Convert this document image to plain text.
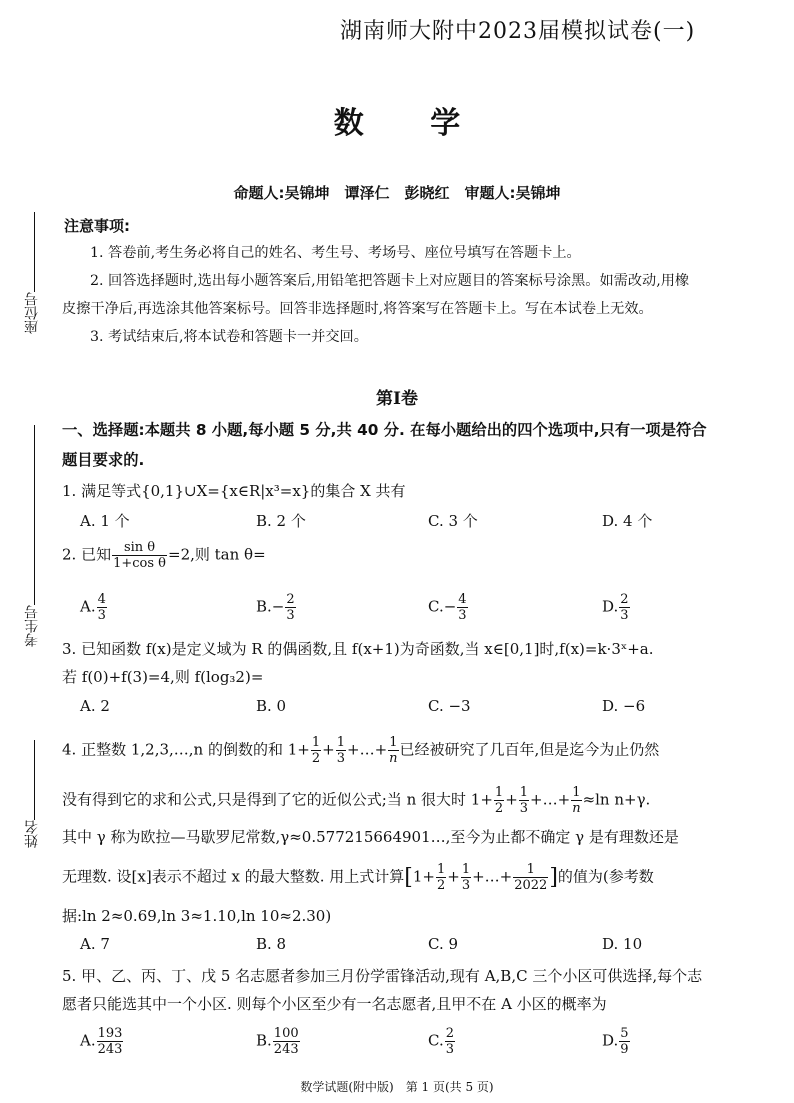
湖南师大附中2023届模拟试卷(一)
数 学
命题人:吴锦坤　谭泽仁　彭晓红　审题人:吴锦坤
注意事项:
1. 答卷前,考生务必将自己的姓名、考生号、考场号、座位号填写在答题卡上。
2. 回答选择题时,选出每小题答案后,用铅笔把答题卡上对应题目的答案标号涂黑。如需改动,用橡
皮擦干净后,再选涂其他答案标号。回答非选择题时,将答案写在答题卡上。写在本试卷上无效。
3. 考试结束后,将本试卷和答题卡一并交回。
座位号
考生号
姓名
第Ⅰ卷
一、选择题:本题共 8 小题,每小题 5 分,共 40 分. 在每小题给出的四个选项中,只有一项是符合
题目要求的.
1. 满足等式{0,1}∪X={x∈R|x³=x}的集合 X 共有
A. 1 个	B. 2 个	C. 3 个	D. 4 个
2. 已知 $\frac{\text{sin θ}}{\text{1+cos θ}} =2$,则 tan θ=
A. $\frac{4}{3}$	$B.- \frac{2}{3}$	$C.- \frac{4}{3}$	D. $\frac{2}{3}$
3. 已知函数 f(x)是定义域为 R 的偶函数,且 f(x+1)为奇函数,当 x∈[0,1]时,f(x)=k·3ˣ+a.
若 f(0)+f(3)=4,则 f(log₃2)=
A. 2	B. 0	C. −3	D. −6
4. 正整数 1,2,3,…,n 的倒数的和 $1+ \frac{1}{2} + \frac{1}{3}$ +…+ $\frac{1}{n}$ 已经被研究了几百年,但是迄今为止仍然
没有得到它的求和公式,只是得到了它的近似公式;当 n 很大时 $1+ \frac{1}{2} + \frac{1}{3}$ +…+ $\frac{1}{n} \approx\ln$ n+γ.
其中 γ 称为欧拉—马歇罗尼常数,γ≈0.577215664901…,至今为止都不确定 γ 是有理数还是
无理数. 设[x]表示不超过 x 的最大整数. 用上式计算[$1+ \frac{1}{2} + \frac{1}{3}$ +…+ $\frac{1}{2022}$ ]的值为(参考数
据:ln 2≈0.69,ln 3≈1.10,ln 10≈2.30)
A. 7	B. 8	C. 9	D. 10
5. 甲、乙、丙、丁、戊 5 名志愿者参加三月份学雷锋活动,现有 A,B,C 三个小区可供选择,每个志
愿者只能选其中一个小区. 则每个小区至少有一名志愿者,且甲不在 A 小区的概率为
A. $\frac{193}{243}$	B. $\frac{100}{243}$	C. $\frac{2}{3}$	D. $\frac{5}{9}$
数学试题(附中版)　第 1 页(共 5 页)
____
Task objective: From the listing, copy each line containing the word "frac".

Solution for this exercise:
2. 已知 $\frac{\text{sin θ}}{\text{1+cos θ}} =2$,则 tan θ=
A. $\frac{4}{3}$	$B.- \frac{2}{3}$	$C.- \frac{4}{3}$	D. $\frac{2}{3}$
4. 正整数 1,2,3,…,n 的倒数的和 $1+ \frac{1}{2} + \frac{1}{3}$ +…+ $\frac{1}{n}$ 已经被研究了几百年,但是迄今为止仍然
没有得到它的求和公式,只是得到了它的近似公式;当 n 很大时 $1+ \frac{1}{2} + \frac{1}{3}$ +…+ $\frac{1}{n} \approx\ln$ n+γ.
无理数. 设[x]表示不超过 x 的最大整数. 用上式计算[$1+ \frac{1}{2} + \frac{1}{3}$ +…+ $\frac{1}{2022}$ ]的值为(参考数
A. $\frac{193}{243}$	B. $\frac{100}{243}$	C. $\frac{2}{3}$	D. $\frac{5}{9}$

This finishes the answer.